Stored records
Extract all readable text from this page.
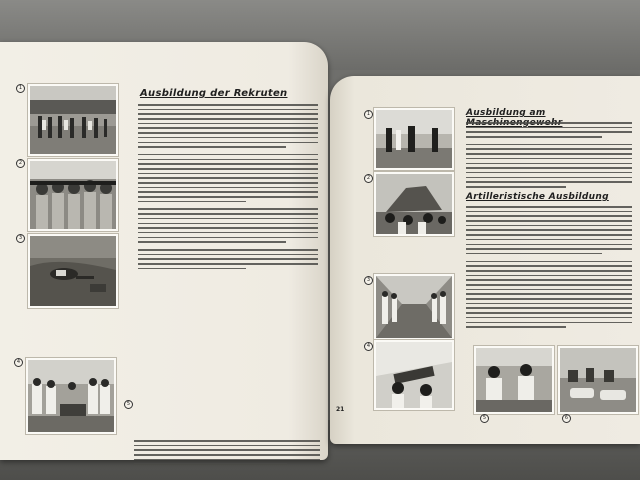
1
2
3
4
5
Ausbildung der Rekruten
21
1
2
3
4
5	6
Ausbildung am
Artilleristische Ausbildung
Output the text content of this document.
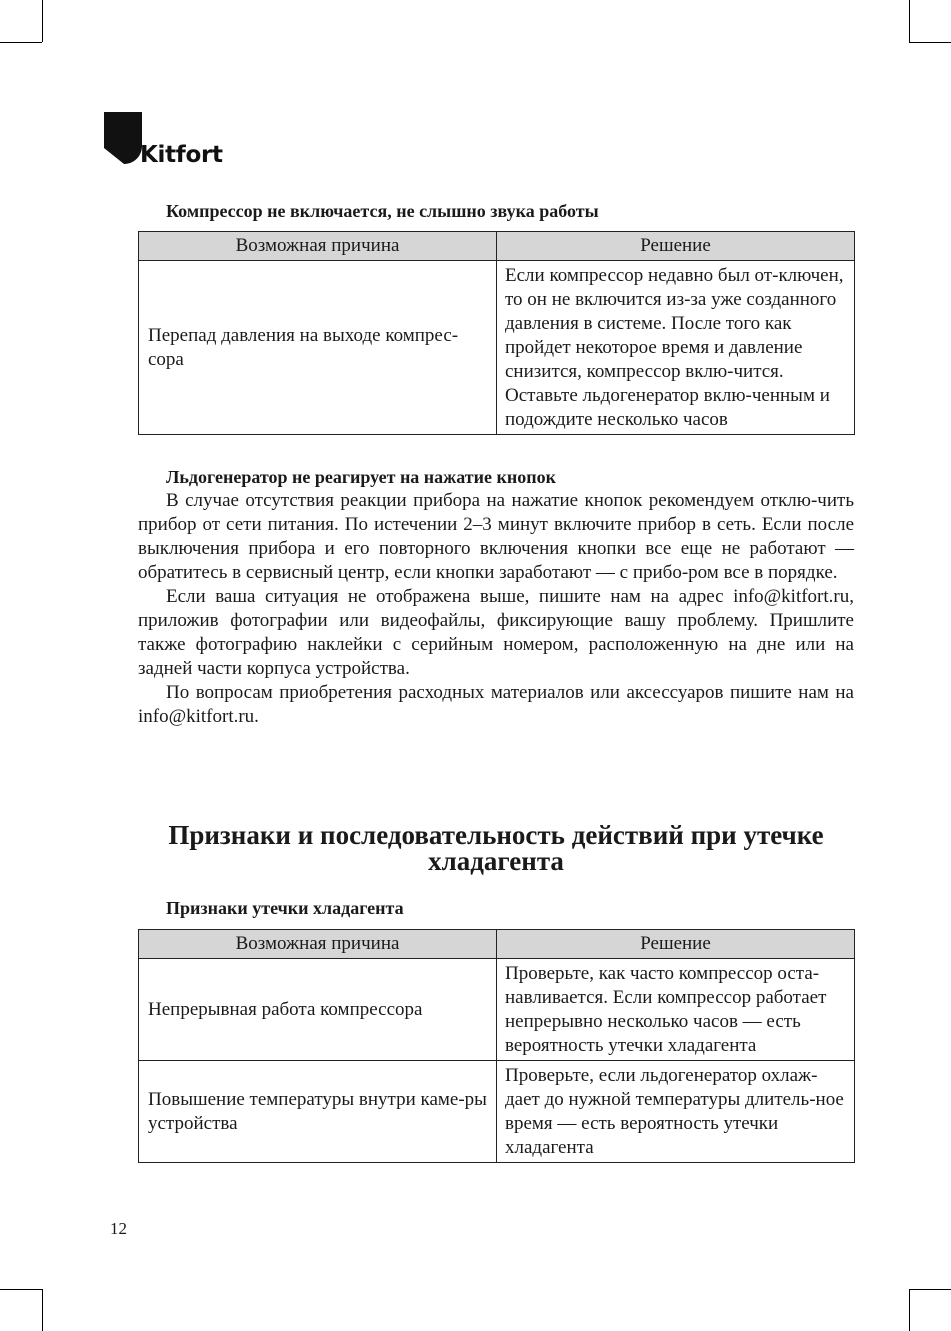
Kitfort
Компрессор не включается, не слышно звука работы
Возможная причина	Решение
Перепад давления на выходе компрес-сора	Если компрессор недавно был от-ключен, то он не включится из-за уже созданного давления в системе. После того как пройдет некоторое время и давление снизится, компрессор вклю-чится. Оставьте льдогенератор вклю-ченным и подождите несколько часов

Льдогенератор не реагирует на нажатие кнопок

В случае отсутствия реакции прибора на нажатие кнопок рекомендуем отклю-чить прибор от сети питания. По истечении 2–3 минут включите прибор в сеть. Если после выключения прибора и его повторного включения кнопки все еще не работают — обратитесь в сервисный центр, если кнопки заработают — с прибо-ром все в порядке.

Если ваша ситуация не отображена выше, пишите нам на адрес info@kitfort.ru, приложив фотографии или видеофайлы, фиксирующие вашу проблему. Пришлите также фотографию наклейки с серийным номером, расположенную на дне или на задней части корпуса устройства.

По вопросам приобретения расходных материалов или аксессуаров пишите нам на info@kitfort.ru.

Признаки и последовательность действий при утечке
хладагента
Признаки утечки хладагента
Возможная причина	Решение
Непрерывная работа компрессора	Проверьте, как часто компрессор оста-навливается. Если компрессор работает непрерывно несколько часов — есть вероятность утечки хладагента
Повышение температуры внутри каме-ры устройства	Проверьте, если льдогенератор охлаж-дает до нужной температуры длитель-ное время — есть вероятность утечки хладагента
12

▸ Stated goal
Quote all the records verbatim, dropping any pictures from your copy.

▸ Finished exercise
Extract all readable text from this page.
1
2
3
4
5
Ausbildung der Rekruten
21
1
2
3
4
5	6
Ausbildung am
Artilleristische Ausbildung
Output the text content of this document.
Kitfort
Компрессор не включается, не слышно звука работы
Возможная причина	Решение
Перепад давления на выходе компрес-сора	Если компрессор недавно был от-ключен, то он не включится из-за уже созданного давления в системе. После того как пройдет некоторое время и давление снизится, компрессор вклю-чится. Оставьте льдогенератор вклю-ченным и подождите несколько часов

Льдогенератор не реагирует на нажатие кнопок

В случае отсутствия реакции прибора на нажатие кнопок рекомендуем отклю-чить прибор от сети питания. По истечении 2–3 минут включите прибор в сеть. Если после выключения прибора и его повторного включения кнопки все еще не работают — обратитесь в сервисный центр, если кнопки заработают — с прибо-ром все в порядке.

Если ваша ситуация не отображена выше, пишите нам на адрес info@kitfort.ru, приложив фотографии или видеофайлы, фиксирующие вашу проблему. Пришлите также фотографию наклейки с серийным номером, расположенную на дне или на задней части корпуса устройства.

По вопросам приобретения расходных материалов или аксессуаров пишите нам на info@kitfort.ru.

Признаки и последовательность действий при утечке
хладагента
Признаки утечки хладагента
Возможная причина	Решение
Непрерывная работа компрессора	Проверьте, как часто компрессор оста-навливается. Если компрессор работает непрерывно несколько часов — есть вероятность утечки хладагента
Повышение температуры внутри каме-ры устройства	Проверьте, если льдогенератор охлаж-дает до нужной температуры длитель-ное время — есть вероятность утечки хладагента
12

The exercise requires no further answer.